━━ Material provided ━━

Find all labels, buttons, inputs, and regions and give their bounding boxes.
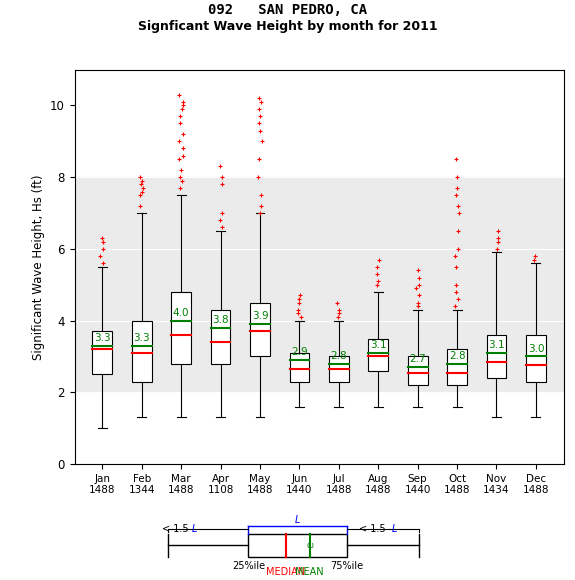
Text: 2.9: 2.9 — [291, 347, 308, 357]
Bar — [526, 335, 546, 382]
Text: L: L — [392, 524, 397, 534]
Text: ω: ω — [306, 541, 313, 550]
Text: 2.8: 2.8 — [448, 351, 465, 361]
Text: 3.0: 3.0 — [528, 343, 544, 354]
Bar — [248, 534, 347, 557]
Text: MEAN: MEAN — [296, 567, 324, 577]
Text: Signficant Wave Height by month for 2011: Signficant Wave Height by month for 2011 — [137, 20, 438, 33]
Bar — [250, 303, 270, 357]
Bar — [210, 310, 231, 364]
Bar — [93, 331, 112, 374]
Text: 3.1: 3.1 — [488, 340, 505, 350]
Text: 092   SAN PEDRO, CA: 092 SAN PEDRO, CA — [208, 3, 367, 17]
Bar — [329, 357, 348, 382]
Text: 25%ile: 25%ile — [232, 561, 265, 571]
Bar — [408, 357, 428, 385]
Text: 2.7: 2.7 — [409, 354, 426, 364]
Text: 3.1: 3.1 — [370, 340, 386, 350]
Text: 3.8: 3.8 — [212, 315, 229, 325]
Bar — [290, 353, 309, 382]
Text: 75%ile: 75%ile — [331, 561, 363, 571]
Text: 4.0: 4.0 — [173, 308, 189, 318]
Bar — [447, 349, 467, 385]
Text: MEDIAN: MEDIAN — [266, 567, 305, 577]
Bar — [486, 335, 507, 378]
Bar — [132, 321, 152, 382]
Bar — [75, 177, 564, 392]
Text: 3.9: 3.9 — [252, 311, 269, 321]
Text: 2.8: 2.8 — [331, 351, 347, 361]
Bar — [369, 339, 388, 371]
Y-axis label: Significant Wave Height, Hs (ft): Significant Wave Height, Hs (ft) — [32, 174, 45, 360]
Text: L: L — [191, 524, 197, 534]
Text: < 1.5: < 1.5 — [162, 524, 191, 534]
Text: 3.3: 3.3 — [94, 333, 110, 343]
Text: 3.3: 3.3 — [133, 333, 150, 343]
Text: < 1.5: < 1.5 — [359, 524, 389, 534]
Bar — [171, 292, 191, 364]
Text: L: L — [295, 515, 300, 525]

━━━
━━ Material provided ━━

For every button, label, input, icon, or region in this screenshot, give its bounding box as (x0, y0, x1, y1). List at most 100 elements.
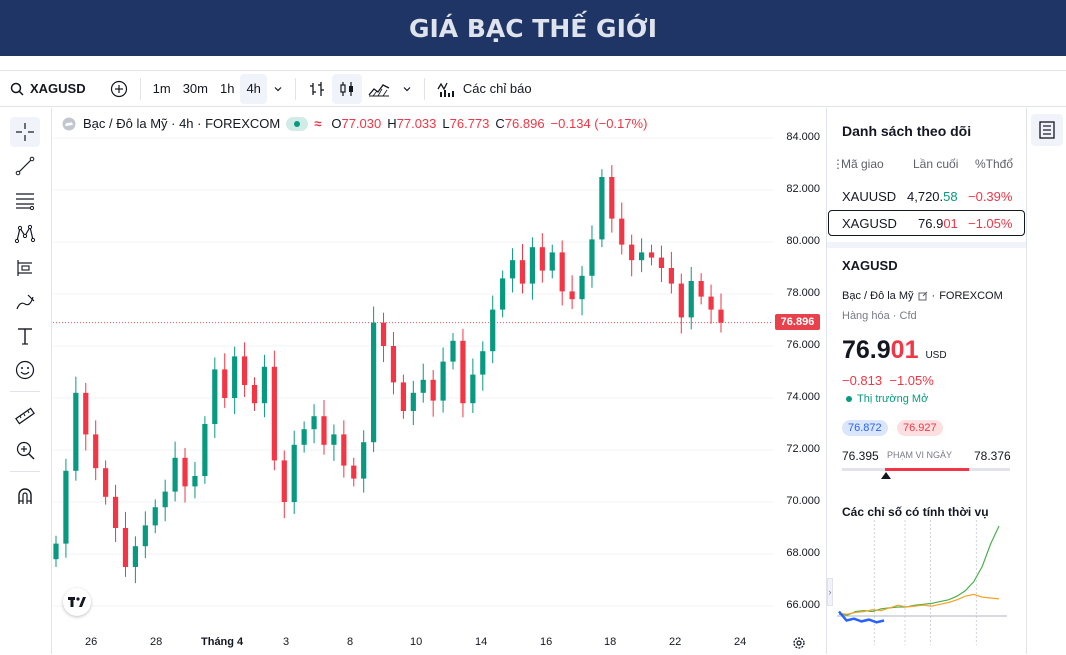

━━━

Reproduce the listing lines starting with the line that contains "Find all labels, buttons, inputs, and" and going on through the line that contains "Text: MEAN: MEAN — [296, 567, 324, 577]", leaving the pictures out of your answer.

> **Answer for the task**
Find all labels, buttons, inputs, and regions and give their bounding boxes.
Text: 2.9: 2.9 — [291, 347, 308, 357]
Bar — [526, 335, 546, 382]
Text: L: L — [392, 524, 397, 534]
Text: ω: ω — [306, 541, 313, 550]
Text: 2.8: 2.8 — [448, 351, 465, 361]
Text: 3.0: 3.0 — [528, 343, 544, 354]
Bar — [248, 534, 347, 557]
Text: MEAN: MEAN — [296, 567, 324, 577]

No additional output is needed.